>> Begin RECORDS FOR THE TASK

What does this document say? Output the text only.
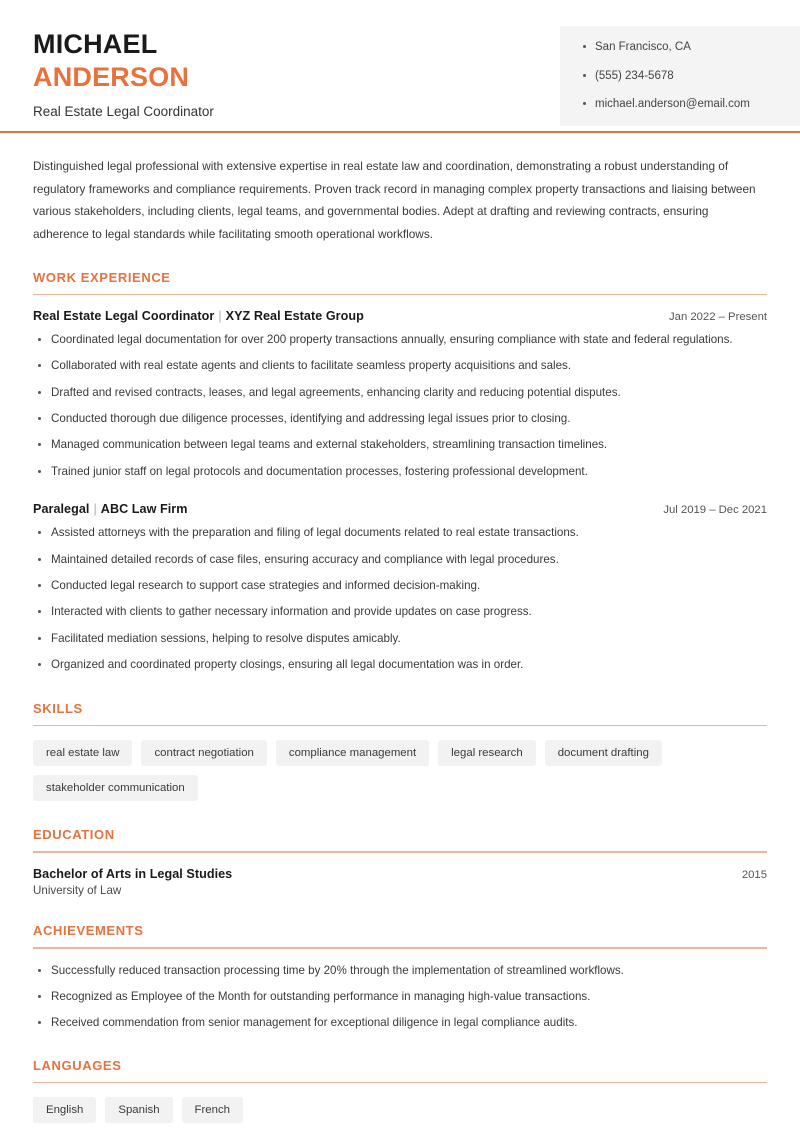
MICHAEL
ANDERSON
Real Estate Legal Coordinator
San Francisco, CA
(555) 234-5678
michael.anderson@email.com
Distinguished legal professional with extensive expertise in real estate law and coordination, demonstrating a robust understanding of regulatory frameworks and compliance requirements. Proven track record in managing complex property transactions and liaising between various stakeholders, including clients, legal teams, and governmental bodies. Adept at drafting and reviewing contracts, ensuring adherence to legal standards while facilitating smooth operational workflows.
WORK EXPERIENCE
Real Estate Legal Coordinator | XYZ Real Estate Group	Jan 2022 – Present
Coordinated legal documentation for over 200 property transactions annually, ensuring compliance with state and federal regulations.
Collaborated with real estate agents and clients to facilitate seamless property acquisitions and sales.
Drafted and revised contracts, leases, and legal agreements, enhancing clarity and reducing potential disputes.
Conducted thorough due diligence processes, identifying and addressing legal issues prior to closing.
Managed communication between legal teams and external stakeholders, streamlining transaction timelines.
Trained junior staff on legal protocols and documentation processes, fostering professional development.
Paralegal | ABC Law Firm	Jul 2019 – Dec 2021
Assisted attorneys with the preparation and filing of legal documents related to real estate transactions.
Maintained detailed records of case files, ensuring accuracy and compliance with legal procedures.
Conducted legal research to support case strategies and informed decision-making.
Interacted with clients to gather necessary information and provide updates on case progress.
Facilitated mediation sessions, helping to resolve disputes amicably.
Organized and coordinated property closings, ensuring all legal documentation was in order.
SKILLS
real estate law	contract negotiation	compliance management	legal research	document drafting
stakeholder communication
EDUCATION
Bachelor of Arts in Legal Studies	2015
University of Law
ACHIEVEMENTS
Successfully reduced transaction processing time by 20% through the implementation of streamlined workflows.
Recognized as Employee of the Month for outstanding performance in managing high-value transactions.
Received commendation from senior management for exceptional diligence in legal compliance audits.
LANGUAGES
English	Spanish	French
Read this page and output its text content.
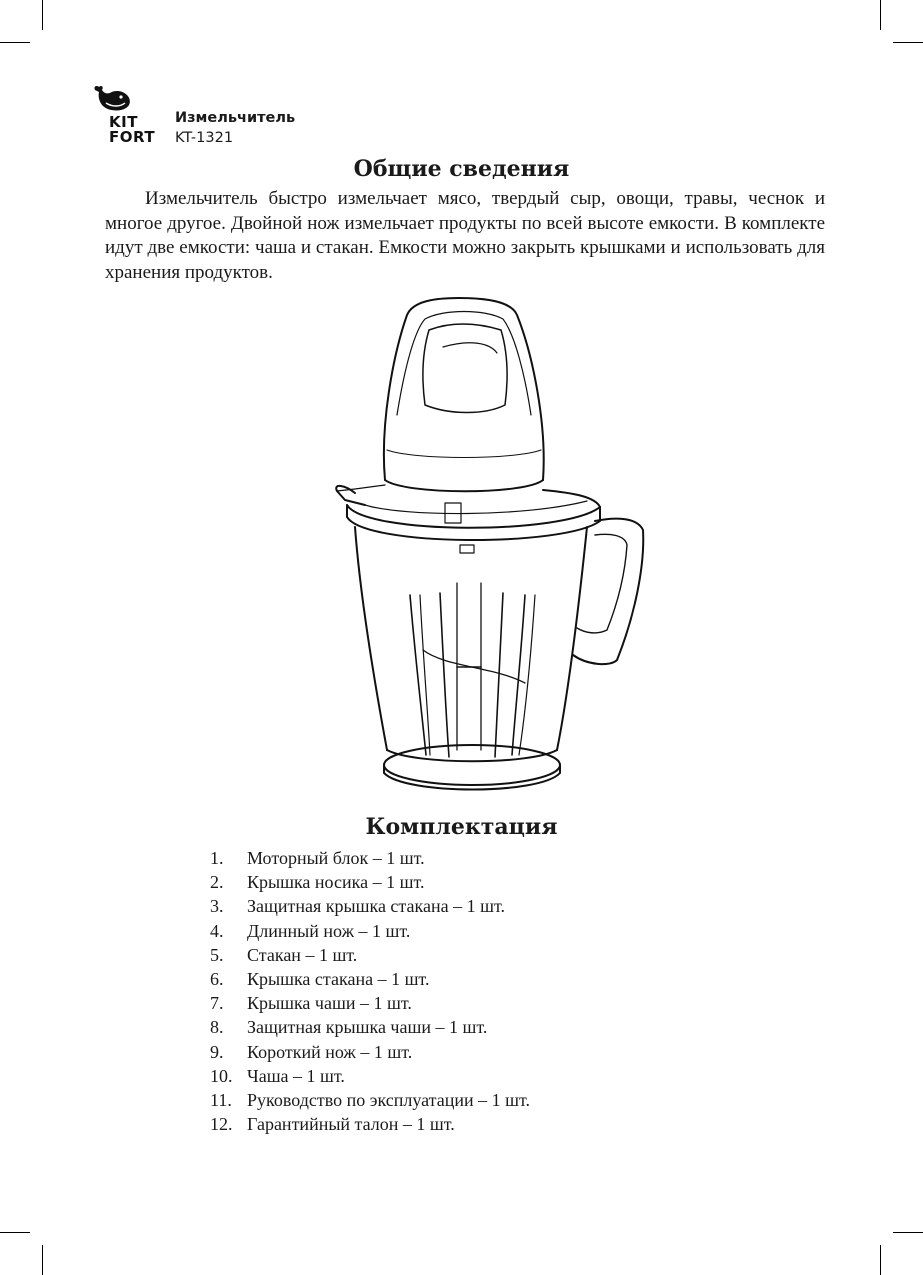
KIT
FORT
Измельчитель
KT-1321
Общие сведения

Измельчитель быстро измельчает мясо, твердый сыр, овощи, травы, чеснок и многое другое. Двойной нож измельчает продукты по всей высоте емкости. В комплекте идут две емкости: чаша и стакан. Емкости можно закрыть крышками и использовать для хранения продуктов.

Комплектация
1. Моторный блок – 1 шт.
2. Крышка носика – 1 шт.
3. Защитная крышка стакана – 1 шт.
4. Длинный нож – 1 шт.
5. Стакан – 1 шт.
6. Крышка стакана – 1 шт.
7. Крышка чаши – 1 шт.
8. Защитная крышка чаши – 1 шт.
9. Короткий нож – 1 шт.
10. Чаша – 1 шт.
11. Руководство по эксплуатации – 1 шт.
12. Гарантийный талон – 1 шт.
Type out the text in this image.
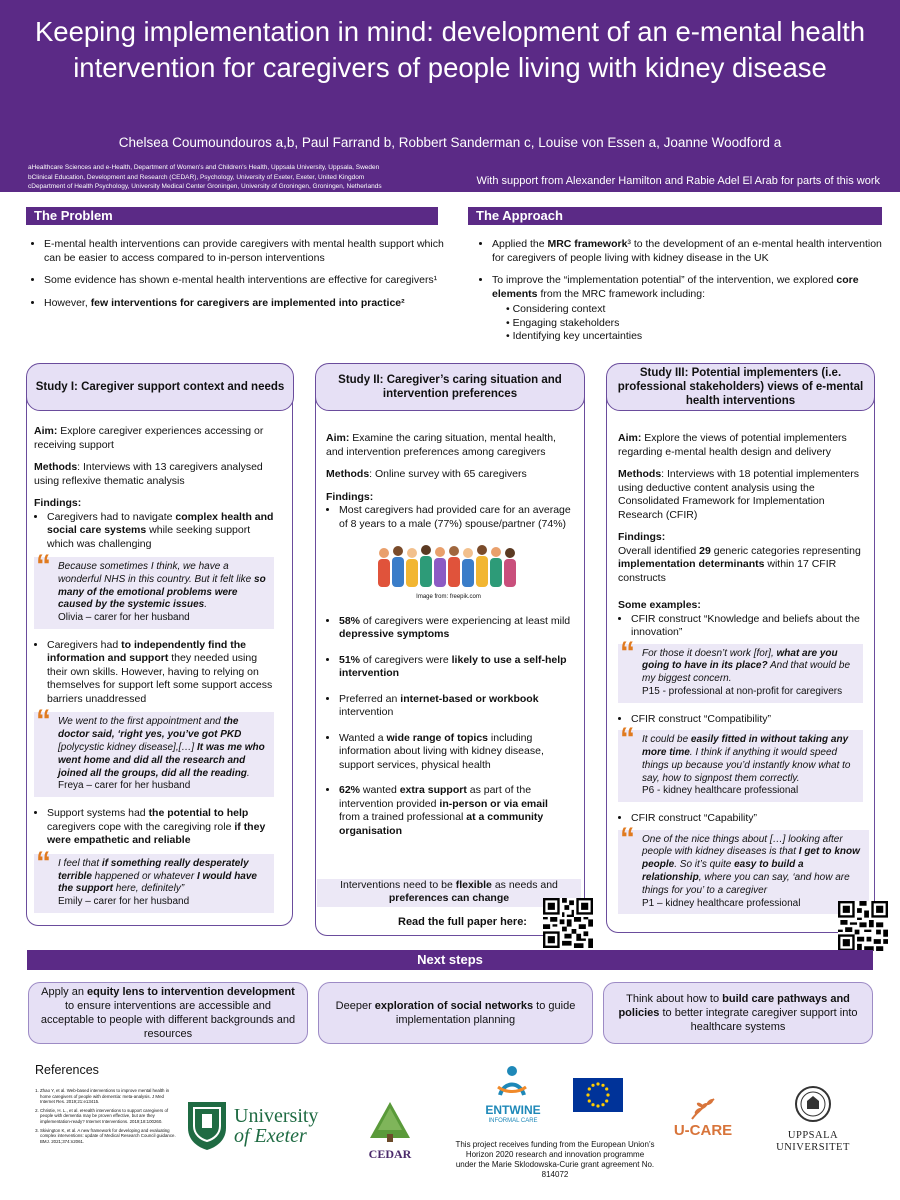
Keeping implementation in mind: development of an e-mental health intervention for caregivers of people living with kidney disease
Chelsea Coumoundouros a,b, Paul Farrand b, Robbert Sanderman c, Louise von Essen a, Joanne Woodford a
aHealthcare Sciences and e-Health, Department of Women's and Children's Health, Uppsala University, Uppsala, Sweden
bClinical Education, Development and Research (CEDAR), Psychology, University of Exeter, Exeter, United Kingdom
cDepartment of Health Psychology, University Medical Center Groningen, University of Groningen, Groningen, Netherlands	With support from Alexander Hamilton and Rabie Adel El Arab for parts of this work
The Problem
• E-mental health interventions can provide caregivers with mental health support which can be easier to access compared to in-person interventions
• Some evidence has shown e-mental health interventions are effective for caregivers¹
• However, few interventions for caregivers are implemented into practice²
The Approach
• Applied the MRC framework³ to the development of an e-mental health intervention for caregivers of people living with kidney disease in the UK
• To improve the “implementation potential” of the intervention, we explored core elements from the MRC framework including:
• Considering context
• Engaging stakeholders
• Identifying key uncertainties
Study I: Caregiver support context and needs
Study II: Caregiver’s caring situation and intervention preferences
Study III: Potential implementers (i.e. professional stakeholders) views of e-mental health interventions

Aim: Explore caregiver experiences accessing or receiving support

Methods: Interviews with 13 caregivers analysed using reflexive thematic analysis

Findings:
• Caregivers had to navigate complex health and social care systems while seeking support which was challenging
“ Because sometimes I think, we have a wonderful NHS in this country. But it felt like so many of the emotional problems were caused by the systemic issues.
Olivia – carer for her husband
• Caregivers had to independently find the information and support they needed using their own skills. However, having to relying on themselves for support left some support access barriers unaddressed
“ We went to the first appointment and the doctor said, ‘right yes, you’ve got PKD [polycystic kidney disease],[…] It was me who went home and did all the research and joined all the groups, did all the reading.
Freya – carer for her husband
• Support systems had the potential to help caregivers cope with the caregiving role if they were empathetic and reliable
“ I feel that if something really desperately terrible happened or whatever I would have the support here, definitely”
Emily – carer for her husband

Aim: Examine the caring situation, mental health, and intervention preferences among caregivers

Methods: Online survey with 65 caregivers

Findings:
• Most caregivers had provided care for an average of 8 years to a male (77%) spouse/partner (74%)
Image from: freepik.com
• 58% of caregivers were experiencing at least mild depressive symptoms
• 51% of caregivers were likely to use a self-help intervention
• Preferred an internet-based or workbook intervention
• Wanted a wide range of topics including information about living with kidney disease, support services, physical health
• 62% wanted extra support as part of the intervention provided in-person or via email from a trained professional at a community organisation
Interventions need to be flexible as needs and
preferences can change
Read the full paper here:

Aim: Explore the views of potential implementers regarding e-mental health design and delivery

Methods: Interviews with 18 potential implementers using deductive content analysis using the Consolidated Framework for Implementation Research (CFIR)

Findings:

Overall identified 29 generic categories representing implementation determinants within 17 CFIR constructs

Some examples:
• CFIR construct “Knowledge and beliefs about the innovation”
“ For those it doesn’t work [for], what are you going to have in its place? And that would be my biggest concern.
P15 - professional at non-profit for caregivers
• CFIR construct “Compatibility”
“ It could be easily fitted in without taking any more time. I think if anything it would speed things up because you’d instantly know what to say, how to signpost them correctly.
P6 - kidney healthcare professional
• CFIR construct “Capability”
“ One of the nice things about […] looking after people with kidney diseases is that I get to know people. So it’s quite easy to build a relationship, where you can say, ‘and how are things for you’ to a caregiver
P1 – kidney healthcare professional
Next steps
Apply an equity lens to intervention development to ensure interventions are accessible and acceptable to people with different backgrounds and resources
Deeper exploration of social networks to guide implementation planning
Think about how to build care pathways and policies to better integrate caregiver support into healthcare systems
References
1. Zhao Y, et al. Web-based interventions to improve mental health in home caregivers of people with dementia: meta-analysis. J Med Internet Res. 2019;21:e13415.
2. Christie, H. L., et al. eHealth interventions to support caregivers of people with dementia may be proven effective, but are they implementation-ready? Internet Interventions. 2019;18:100260.
3. Skivington K, et al. A new framework for developing and evaluating complex interventions: update of Medical Research Council guidance. BMJ. 2021;374:n2061.
University
of Exeter
CEDAR
ENTWINE
INFORMAL CARE
This project receives funding from the European Union’s Horizon 2020 research and innovation programme under the Marie Sklodowska-Curie grant agreement No. 814072
U-CARE	UPPSALA
UNIVERSITET
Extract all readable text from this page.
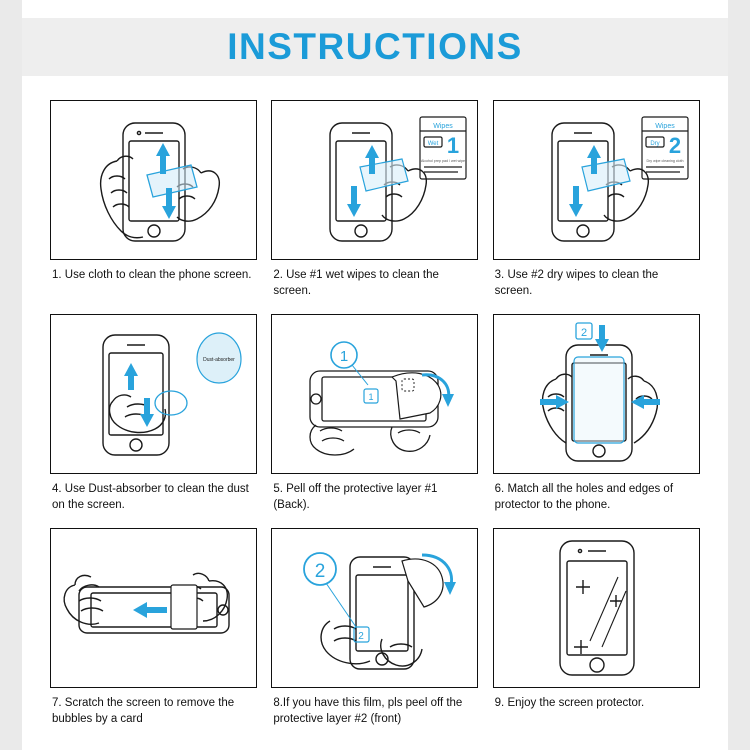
INSTRUCTIONS
1. Use cloth to clean the phone screen.
Wipes
Wet 1
Alcohol prep pad / wet wipe
2. Use #1 wet wipes to clean the screen.
Wipes
Dry 2
Dry wipe cleaning cloth
3. Use #2 dry wipes to clean the screen.
Dust-absorber
4. Use Dust-absorber to clean the dust on the screen.
1
1
5. Pell off the protective layer #1 (Back).
2
6. Match all the holes and edges of protector to the phone.
7. Scratch the screen to remove the bubbles by a card
2
2
8.If you have this film, pls peel off the protective layer #2 (front)
9. Enjoy the screen protector.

>> End RECORDS FOR THE TASK

### [TASK TO CARRY OUT]
Within the records above, how many lines include the word "build"? State the number by itself.

### [WRITTEN SOLUTION]
2